[DESCRIPTION OF THE TASK] Give back the full listing verbatim, apart from its images.

(Figure collection entries)

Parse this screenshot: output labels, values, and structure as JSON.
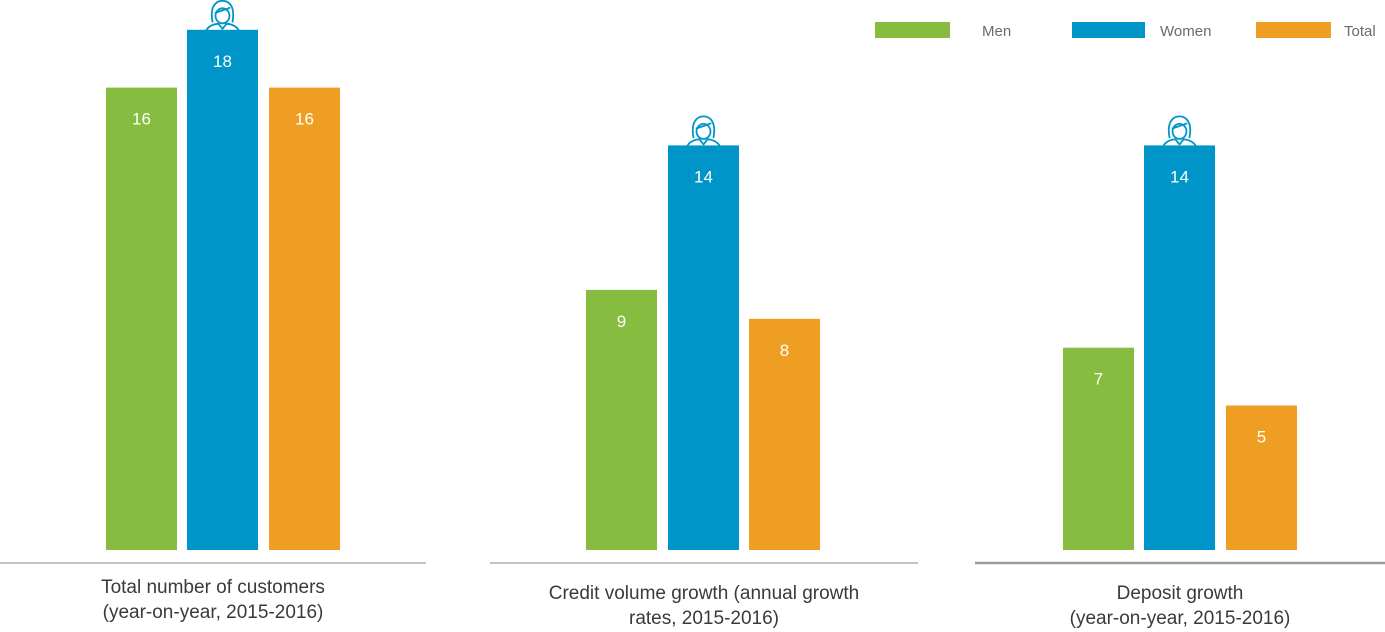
{
  "legend": [
    {
      "label": "Men",
      "color": "#86BC40"
    },
    {
      "label": "Women",
      "color": "#0095C8"
    },
    {
      "label": "Total",
      "color": "#EE9E22"
    }
  ],
  "icons": {
    "highlight_marker": "woman-icon"
  },
  "chart_data": [
    {
      "type": "bar",
      "title": "Total number of customers (year-on-year, 2015-2016)",
      "title_lines": [
        "Total number of customers",
        "(year-on-year, 2015-2016)"
      ],
      "categories": [
        "Men",
        "Women",
        "Total"
      ],
      "values": [
        16,
        18,
        16
      ],
      "highlight": "Women",
      "ylim": [
        0,
        20
      ]
    },
    {
      "type": "bar",
      "title": "Credit volume growth (annual growth rates, 2015-2016)",
      "title_lines": [
        "Credit volume growth (annual growth",
        "rates, 2015-2016)"
      ],
      "categories": [
        "Men",
        "Women",
        "Total"
      ],
      "values": [
        9,
        14,
        8
      ],
      "highlight": "Women",
      "ylim": [
        0,
        20
      ]
    },
    {
      "type": "bar",
      "title": "Deposit growth (year-on-year, 2015-2016)",
      "title_lines": [
        "Deposit growth",
        "(year-on-year, 2015-2016)"
      ],
      "categories": [
        "Men",
        "Women",
        "Total"
      ],
      "values": [
        7,
        14,
        5
      ],
      "highlight": "Women",
      "ylim": [
        0,
        20
      ]
    }
  ]
}
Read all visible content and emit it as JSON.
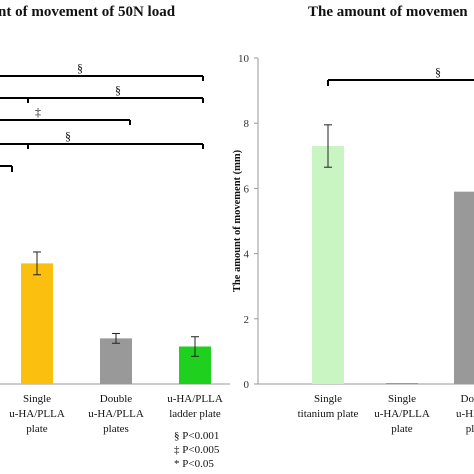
{
  "left_title": "nt of movement of 50N load",
  "right_title": "The amount of movemen",
  "legend": [
    "§ P<0.001",
    "‡ P<0.005",
    "* P<0.05"
  ],
  "chart_data": [
    {
      "type": "bar",
      "title": "nt of movement of 50N load",
      "categories": [
        [
          "Single",
          "u-HA/PLLA",
          "plate"
        ],
        [
          "Double",
          "u-HA/PLLA",
          "plates"
        ],
        [
          "u-HA/PLLA",
          "ladder plate"
        ]
      ],
      "values": [
        3.7,
        1.4,
        1.15
      ],
      "errors": [
        0.35,
        0.15,
        0.3
      ],
      "colors": [
        "#fbbf10",
        "#999999",
        "#1fd01f"
      ],
      "ylim": [
        0,
        10
      ],
      "significance": [
        "§",
        "§",
        "‡",
        "§"
      ]
    },
    {
      "type": "bar",
      "title": "The amount of movemen",
      "ylabel": "The amount of movement (mm)",
      "yticks": [
        "0",
        "2",
        "4",
        "6",
        "8",
        "10"
      ],
      "ylim": [
        0,
        10
      ],
      "categories": [
        [
          "Single",
          "titanium plate"
        ],
        [
          "Single",
          "u-HA/PLLA",
          "plate"
        ],
        [
          "Dou",
          "u-HA/",
          "pl"
        ]
      ],
      "values": [
        7.3,
        0.02,
        5.9
      ],
      "errors": [
        0.65,
        0,
        0
      ],
      "colors": [
        "#c9f5c2",
        "#999999",
        "#999999"
      ],
      "significance": [
        "§"
      ]
    }
  ]
}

[CORRECT OUTPUT]
Parse this screenshot: output labels, values, and structure as JSON.
{
  "legend": [
    {
      "label": "Men",
      "color": "#86BC40"
    },
    {
      "label": "Women",
      "color": "#0095C8"
    },
    {
      "label": "Total",
      "color": "#EE9E22"
    }
  ],
  "icons": {
    "highlight_marker": "woman-icon"
  },
  "chart_data": [
    {
      "type": "bar",
      "title": "Total number of customers (year-on-year, 2015-2016)",
      "title_lines": [
        "Total number of customers",
        "(year-on-year, 2015-2016)"
      ],
      "categories": [
        "Men",
        "Women",
        "Total"
      ],
      "values": [
        16,
        18,
        16
      ],
      "highlight": "Women",
      "ylim": [
        0,
        20
      ]
    },
    {
      "type": "bar",
      "title": "Credit volume growth (annual growth rates, 2015-2016)",
      "title_lines": [
        "Credit volume growth (annual growth",
        "rates, 2015-2016)"
      ],
      "categories": [
        "Men",
        "Women",
        "Total"
      ],
      "values": [
        9,
        14,
        8
      ],
      "highlight": "Women",
      "ylim": [
        0,
        20
      ]
    },
    {
      "type": "bar",
      "title": "Deposit growth (year-on-year, 2015-2016)",
      "title_lines": [
        "Deposit growth",
        "(year-on-year, 2015-2016)"
      ],
      "categories": [
        "Men",
        "Women",
        "Total"
      ],
      "values": [
        7,
        14,
        5
      ],
      "highlight": "Women",
      "ylim": [
        0,
        20
      ]
    }
  ]
}
Read all visible content and emit it as JSON.
{
  "left_title": "nt of movement of 50N load",
  "right_title": "The amount of movemen",
  "legend": [
    "§ P<0.001",
    "‡ P<0.005",
    "* P<0.05"
  ],
  "chart_data": [
    {
      "type": "bar",
      "title": "nt of movement of 50N load",
      "categories": [
        [
          "Single",
          "u-HA/PLLA",
          "plate"
        ],
        [
          "Double",
          "u-HA/PLLA",
          "plates"
        ],
        [
          "u-HA/PLLA",
          "ladder plate"
        ]
      ],
      "values": [
        3.7,
        1.4,
        1.15
      ],
      "errors": [
        0.35,
        0.15,
        0.3
      ],
      "colors": [
        "#fbbf10",
        "#999999",
        "#1fd01f"
      ],
      "ylim": [
        0,
        10
      ],
      "significance": [
        "§",
        "§",
        "‡",
        "§"
      ]
    },
    {
      "type": "bar",
      "title": "The amount of movemen",
      "ylabel": "The amount of movement (mm)",
      "yticks": [
        "0",
        "2",
        "4",
        "6",
        "8",
        "10"
      ],
      "ylim": [
        0,
        10
      ],
      "categories": [
        [
          "Single",
          "titanium plate"
        ],
        [
          "Single",
          "u-HA/PLLA",
          "plate"
        ],
        [
          "Dou",
          "u-HA/",
          "pl"
        ]
      ],
      "values": [
        7.3,
        0.02,
        5.9
      ],
      "errors": [
        0.65,
        0,
        0
      ],
      "colors": [
        "#c9f5c2",
        "#999999",
        "#999999"
      ],
      "significance": [
        "§"
      ]
    }
  ]
}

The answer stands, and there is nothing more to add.